> _RECORDS TO USE_
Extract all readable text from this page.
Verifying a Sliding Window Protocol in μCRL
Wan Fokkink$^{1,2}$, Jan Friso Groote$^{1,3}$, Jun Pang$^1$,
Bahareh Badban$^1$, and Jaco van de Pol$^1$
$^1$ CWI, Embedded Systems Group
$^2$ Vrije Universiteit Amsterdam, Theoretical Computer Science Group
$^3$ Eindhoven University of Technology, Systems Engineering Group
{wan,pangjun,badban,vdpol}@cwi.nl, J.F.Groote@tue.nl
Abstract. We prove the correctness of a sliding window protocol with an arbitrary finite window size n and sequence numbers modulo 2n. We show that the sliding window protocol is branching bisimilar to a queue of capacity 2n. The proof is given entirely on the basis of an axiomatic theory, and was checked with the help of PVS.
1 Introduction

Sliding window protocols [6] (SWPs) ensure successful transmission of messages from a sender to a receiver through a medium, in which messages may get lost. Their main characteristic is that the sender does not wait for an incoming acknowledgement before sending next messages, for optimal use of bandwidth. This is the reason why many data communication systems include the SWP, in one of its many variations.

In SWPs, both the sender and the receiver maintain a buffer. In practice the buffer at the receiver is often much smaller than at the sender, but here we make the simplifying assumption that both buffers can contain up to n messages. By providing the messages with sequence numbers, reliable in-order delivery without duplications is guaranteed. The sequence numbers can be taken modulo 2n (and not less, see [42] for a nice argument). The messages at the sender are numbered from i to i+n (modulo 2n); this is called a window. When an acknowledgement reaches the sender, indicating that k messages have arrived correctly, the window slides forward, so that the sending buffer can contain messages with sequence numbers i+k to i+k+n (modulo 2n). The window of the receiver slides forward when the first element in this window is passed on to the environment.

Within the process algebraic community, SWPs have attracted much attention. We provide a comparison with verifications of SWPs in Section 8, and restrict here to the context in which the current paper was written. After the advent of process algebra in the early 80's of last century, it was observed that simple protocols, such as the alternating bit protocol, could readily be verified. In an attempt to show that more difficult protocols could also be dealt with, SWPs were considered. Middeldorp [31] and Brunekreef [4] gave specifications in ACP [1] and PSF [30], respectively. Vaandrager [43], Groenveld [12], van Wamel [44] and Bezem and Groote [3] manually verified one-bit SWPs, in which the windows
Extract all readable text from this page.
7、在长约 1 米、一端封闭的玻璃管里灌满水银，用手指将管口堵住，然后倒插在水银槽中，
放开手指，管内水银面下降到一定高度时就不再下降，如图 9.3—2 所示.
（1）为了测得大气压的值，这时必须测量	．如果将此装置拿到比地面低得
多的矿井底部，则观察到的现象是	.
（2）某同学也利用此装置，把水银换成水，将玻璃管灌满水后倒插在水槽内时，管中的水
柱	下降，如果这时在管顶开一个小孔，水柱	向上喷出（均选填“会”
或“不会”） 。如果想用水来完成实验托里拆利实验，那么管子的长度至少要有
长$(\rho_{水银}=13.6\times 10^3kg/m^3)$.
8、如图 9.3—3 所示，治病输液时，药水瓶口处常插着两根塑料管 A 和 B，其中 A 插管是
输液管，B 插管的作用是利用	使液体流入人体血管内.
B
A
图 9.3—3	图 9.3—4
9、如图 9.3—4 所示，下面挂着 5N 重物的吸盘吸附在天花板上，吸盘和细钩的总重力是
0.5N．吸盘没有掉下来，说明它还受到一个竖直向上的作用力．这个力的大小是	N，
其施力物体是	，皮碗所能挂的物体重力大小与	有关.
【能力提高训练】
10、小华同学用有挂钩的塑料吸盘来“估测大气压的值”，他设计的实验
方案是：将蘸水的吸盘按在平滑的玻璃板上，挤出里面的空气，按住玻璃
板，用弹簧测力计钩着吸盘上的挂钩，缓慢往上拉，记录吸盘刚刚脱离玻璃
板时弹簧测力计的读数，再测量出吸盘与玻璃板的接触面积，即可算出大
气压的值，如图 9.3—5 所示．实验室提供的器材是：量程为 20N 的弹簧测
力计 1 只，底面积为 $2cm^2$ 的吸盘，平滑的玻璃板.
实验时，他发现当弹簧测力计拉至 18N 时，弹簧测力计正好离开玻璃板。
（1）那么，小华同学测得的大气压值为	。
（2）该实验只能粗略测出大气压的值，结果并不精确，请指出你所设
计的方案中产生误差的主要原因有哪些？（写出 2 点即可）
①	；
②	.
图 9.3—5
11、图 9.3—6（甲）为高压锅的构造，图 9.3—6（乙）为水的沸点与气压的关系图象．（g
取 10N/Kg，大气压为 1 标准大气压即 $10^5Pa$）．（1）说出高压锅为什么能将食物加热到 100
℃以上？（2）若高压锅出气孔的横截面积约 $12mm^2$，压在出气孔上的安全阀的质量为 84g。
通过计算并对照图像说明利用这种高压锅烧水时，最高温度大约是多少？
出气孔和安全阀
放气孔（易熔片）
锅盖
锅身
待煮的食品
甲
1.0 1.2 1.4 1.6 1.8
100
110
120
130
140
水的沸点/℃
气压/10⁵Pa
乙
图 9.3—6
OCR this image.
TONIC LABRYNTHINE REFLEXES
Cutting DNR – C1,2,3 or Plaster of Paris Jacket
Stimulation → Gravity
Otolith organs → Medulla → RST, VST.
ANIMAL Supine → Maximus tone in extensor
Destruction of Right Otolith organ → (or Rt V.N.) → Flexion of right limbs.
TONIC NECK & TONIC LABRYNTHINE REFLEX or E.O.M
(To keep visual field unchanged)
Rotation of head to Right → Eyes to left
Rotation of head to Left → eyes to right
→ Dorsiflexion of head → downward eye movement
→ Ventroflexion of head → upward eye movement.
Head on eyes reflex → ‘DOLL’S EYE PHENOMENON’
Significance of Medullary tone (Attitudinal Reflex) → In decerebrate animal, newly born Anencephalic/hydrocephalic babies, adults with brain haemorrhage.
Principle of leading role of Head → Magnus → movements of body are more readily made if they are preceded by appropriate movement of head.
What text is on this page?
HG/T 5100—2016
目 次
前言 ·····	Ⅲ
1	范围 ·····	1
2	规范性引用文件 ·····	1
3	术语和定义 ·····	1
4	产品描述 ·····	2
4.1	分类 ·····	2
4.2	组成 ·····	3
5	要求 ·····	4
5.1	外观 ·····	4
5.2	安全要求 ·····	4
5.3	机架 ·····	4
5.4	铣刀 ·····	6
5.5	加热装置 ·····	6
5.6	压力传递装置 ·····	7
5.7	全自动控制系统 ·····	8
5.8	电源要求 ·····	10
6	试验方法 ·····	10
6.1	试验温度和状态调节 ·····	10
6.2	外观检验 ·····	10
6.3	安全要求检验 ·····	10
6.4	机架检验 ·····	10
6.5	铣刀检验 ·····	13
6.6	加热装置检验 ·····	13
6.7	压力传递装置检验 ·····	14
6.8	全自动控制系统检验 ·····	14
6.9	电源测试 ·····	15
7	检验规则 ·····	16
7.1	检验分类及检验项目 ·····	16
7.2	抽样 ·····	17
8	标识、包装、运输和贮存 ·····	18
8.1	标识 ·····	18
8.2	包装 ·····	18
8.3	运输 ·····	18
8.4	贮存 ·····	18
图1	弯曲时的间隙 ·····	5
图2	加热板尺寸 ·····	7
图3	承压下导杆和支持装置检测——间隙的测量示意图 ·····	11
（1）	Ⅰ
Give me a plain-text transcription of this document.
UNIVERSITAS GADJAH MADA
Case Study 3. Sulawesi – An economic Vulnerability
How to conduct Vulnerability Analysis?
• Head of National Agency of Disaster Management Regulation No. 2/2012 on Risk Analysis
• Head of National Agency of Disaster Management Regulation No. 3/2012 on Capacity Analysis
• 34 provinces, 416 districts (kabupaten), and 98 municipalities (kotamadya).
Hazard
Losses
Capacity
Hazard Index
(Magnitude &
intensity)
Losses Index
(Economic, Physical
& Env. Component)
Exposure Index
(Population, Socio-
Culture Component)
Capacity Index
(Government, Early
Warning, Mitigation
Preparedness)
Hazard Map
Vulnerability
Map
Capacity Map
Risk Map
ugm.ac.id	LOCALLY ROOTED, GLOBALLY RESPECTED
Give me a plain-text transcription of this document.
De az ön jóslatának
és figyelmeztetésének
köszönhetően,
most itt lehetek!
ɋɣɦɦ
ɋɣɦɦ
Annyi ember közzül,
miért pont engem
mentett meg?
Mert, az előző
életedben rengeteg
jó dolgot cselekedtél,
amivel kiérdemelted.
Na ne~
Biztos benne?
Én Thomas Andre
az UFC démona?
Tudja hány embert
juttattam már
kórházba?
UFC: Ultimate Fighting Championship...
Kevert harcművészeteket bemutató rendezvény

> _TASK GOAL_
Note every line above where the string "National" shows up, and copy those lines.

> _RESPONSE_
• Head of National Agency of Disaster Management Regulation No. 2/2012 on Risk Analysis
• Head of National Agency of Disaster Management Regulation No. 3/2012 on Capacity Analysis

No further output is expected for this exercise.